=== To be done ===
Which lines in the records below contain the word "bottom"? Copy each one out.

[Stored items from a collection]
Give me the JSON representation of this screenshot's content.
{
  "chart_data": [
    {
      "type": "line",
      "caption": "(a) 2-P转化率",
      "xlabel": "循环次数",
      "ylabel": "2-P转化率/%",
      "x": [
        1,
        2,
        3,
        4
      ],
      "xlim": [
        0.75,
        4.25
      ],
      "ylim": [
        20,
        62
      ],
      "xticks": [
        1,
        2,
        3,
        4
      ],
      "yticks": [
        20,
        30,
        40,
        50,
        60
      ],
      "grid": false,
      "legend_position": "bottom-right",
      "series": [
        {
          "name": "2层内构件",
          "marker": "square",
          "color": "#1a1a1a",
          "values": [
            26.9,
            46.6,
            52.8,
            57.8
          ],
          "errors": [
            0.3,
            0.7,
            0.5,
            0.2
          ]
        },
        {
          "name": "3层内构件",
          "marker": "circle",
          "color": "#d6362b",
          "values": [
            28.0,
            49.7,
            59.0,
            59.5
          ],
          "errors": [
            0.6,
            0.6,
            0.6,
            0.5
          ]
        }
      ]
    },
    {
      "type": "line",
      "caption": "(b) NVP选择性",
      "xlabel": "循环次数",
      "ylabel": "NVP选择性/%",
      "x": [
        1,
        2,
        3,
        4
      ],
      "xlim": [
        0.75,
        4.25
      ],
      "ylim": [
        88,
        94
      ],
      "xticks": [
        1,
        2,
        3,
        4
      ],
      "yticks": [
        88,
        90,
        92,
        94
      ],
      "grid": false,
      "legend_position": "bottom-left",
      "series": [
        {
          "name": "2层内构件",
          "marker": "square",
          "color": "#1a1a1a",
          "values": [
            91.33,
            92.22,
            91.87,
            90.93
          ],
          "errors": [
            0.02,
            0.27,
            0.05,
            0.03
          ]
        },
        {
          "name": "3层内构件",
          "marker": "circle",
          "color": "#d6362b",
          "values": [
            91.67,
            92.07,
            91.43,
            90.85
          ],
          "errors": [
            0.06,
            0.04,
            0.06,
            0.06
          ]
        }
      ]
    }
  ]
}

=== Full response ===
      "legend_position": "bottom-right",
      "legend_position": "bottom-left",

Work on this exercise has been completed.